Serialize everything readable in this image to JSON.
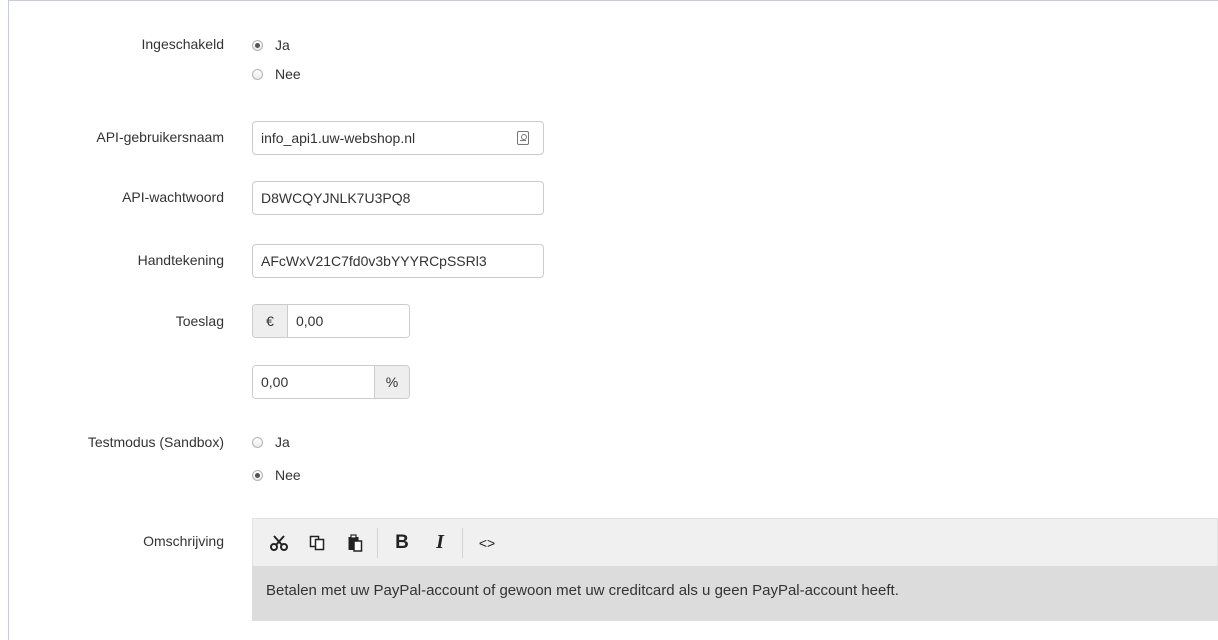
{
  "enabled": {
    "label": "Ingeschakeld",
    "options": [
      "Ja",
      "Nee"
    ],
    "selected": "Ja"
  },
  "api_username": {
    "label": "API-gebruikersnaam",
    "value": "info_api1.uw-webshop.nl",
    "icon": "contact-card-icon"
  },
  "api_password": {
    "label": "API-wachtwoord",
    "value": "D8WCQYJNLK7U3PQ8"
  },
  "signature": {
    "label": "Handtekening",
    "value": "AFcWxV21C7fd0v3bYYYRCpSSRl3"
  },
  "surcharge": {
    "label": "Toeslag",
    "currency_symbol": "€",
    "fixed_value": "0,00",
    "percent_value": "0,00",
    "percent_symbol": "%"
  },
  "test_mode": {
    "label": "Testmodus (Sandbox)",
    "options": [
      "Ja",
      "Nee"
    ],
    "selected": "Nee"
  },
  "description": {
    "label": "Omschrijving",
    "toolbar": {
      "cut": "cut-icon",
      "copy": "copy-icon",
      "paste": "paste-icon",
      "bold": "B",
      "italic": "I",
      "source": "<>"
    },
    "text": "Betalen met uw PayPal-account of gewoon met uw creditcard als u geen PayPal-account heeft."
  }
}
+++
**Stated exercise:**
Pick each line holding the word "icon" out of the data and copy it.

**Answer to the exercise:**
    "icon": "contact-card-icon"
      "cut": "cut-icon",
      "copy": "copy-icon",
      "paste": "paste-icon",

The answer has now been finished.